→ SET EXERCISE
Exactly as given, repeat all of the entries.

-- Begin --

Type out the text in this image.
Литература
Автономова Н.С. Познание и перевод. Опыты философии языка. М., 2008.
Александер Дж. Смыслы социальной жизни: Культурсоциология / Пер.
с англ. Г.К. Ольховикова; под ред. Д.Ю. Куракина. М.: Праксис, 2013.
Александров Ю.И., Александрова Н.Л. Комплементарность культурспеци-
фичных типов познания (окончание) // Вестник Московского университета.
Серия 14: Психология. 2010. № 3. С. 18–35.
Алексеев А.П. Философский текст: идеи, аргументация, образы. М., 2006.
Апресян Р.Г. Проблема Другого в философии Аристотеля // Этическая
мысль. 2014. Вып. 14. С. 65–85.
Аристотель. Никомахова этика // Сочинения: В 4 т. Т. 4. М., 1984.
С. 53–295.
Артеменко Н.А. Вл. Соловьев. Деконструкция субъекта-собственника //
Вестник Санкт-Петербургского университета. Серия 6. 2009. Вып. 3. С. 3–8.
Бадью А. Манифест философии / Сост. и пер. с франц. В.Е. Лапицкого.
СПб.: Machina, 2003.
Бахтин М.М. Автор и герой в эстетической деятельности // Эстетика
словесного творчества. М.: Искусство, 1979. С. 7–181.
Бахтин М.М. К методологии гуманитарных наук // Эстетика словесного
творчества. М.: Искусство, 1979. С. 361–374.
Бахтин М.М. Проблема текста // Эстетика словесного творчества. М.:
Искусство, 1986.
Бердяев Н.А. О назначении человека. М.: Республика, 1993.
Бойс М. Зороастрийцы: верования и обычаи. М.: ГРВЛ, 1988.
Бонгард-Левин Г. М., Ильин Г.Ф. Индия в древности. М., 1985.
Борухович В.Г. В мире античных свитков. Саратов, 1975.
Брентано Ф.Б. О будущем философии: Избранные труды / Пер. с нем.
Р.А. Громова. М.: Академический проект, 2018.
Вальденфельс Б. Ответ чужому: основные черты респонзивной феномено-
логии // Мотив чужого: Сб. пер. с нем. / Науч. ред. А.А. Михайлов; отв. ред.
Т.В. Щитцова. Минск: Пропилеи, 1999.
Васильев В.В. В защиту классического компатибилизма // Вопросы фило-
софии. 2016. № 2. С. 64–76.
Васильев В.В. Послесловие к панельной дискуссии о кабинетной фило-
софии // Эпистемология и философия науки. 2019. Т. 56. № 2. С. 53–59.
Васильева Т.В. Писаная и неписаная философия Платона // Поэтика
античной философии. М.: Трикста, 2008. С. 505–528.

-- End --

→ RESULT OF THIS TASK
Type out the text in this image.
Литература
Автономова Н.С. Познание и перевод. Опыты философии языка. М., 2008.
Александер Дж. Смыслы социальной жизни: Культурсоциология / Пер.
с англ. Г.К. Ольховикова; под ред. Д.Ю. Куракина. М.: Праксис, 2013.
Александров Ю.И., Александрова Н.Л. Комплементарность культурспеци-
фичных типов познания (окончание) // Вестник Московского университета.
Серия 14: Психология. 2010. № 3. С. 18–35.
Алексеев А.П. Философский текст: идеи, аргументация, образы. М., 2006.
Апресян Р.Г. Проблема Другого в философии Аристотеля // Этическая
мысль. 2014. Вып. 14. С. 65–85.
Аристотель. Никомахова этика // Сочинения: В 4 т. Т. 4. М., 1984.
С. 53–295.
Артеменко Н.А. Вл. Соловьев. Деконструкция субъекта-собственника //
Вестник Санкт-Петербургского университета. Серия 6. 2009. Вып. 3. С. 3–8.
Бадью А. Манифест философии / Сост. и пер. с франц. В.Е. Лапицкого.
СПб.: Machina, 2003.
Бахтин М.М. Автор и герой в эстетической деятельности // Эстетика
словесного творчества. М.: Искусство, 1979. С. 7–181.
Бахтин М.М. К методологии гуманитарных наук // Эстетика словесного
творчества. М.: Искусство, 1979. С. 361–374.
Бахтин М.М. Проблема текста // Эстетика словесного творчества. М.:
Искусство, 1986.
Бердяев Н.А. О назначении человека. М.: Республика, 1993.
Бойс М. Зороастрийцы: верования и обычаи. М.: ГРВЛ, 1988.
Бонгард-Левин Г. М., Ильин Г.Ф. Индия в древности. М., 1985.
Борухович В.Г. В мире античных свитков. Саратов, 1975.
Брентано Ф.Б. О будущем философии: Избранные труды / Пер. с нем.
Р.А. Громова. М.: Академический проект, 2018.
Вальденфельс Б. Ответ чужому: основные черты респонзивной феномено-
логии // Мотив чужого: Сб. пер. с нем. / Науч. ред. А.А. Михайлов; отв. ред.
Т.В. Щитцова. Минск: Пропилеи, 1999.
Васильев В.В. В защиту классического компатибилизма // Вопросы фило-
софии. 2016. № 2. С. 64–76.
Васильев В.В. Послесловие к панельной дискуссии о кабинетной фило-
софии // Эпистемология и философия науки. 2019. Т. 56. № 2. С. 53–59.
Васильева Т.В. Писаная и неписаная философия Платона // Поэтика
античной философии. М.: Трикста, 2008. С. 505–528.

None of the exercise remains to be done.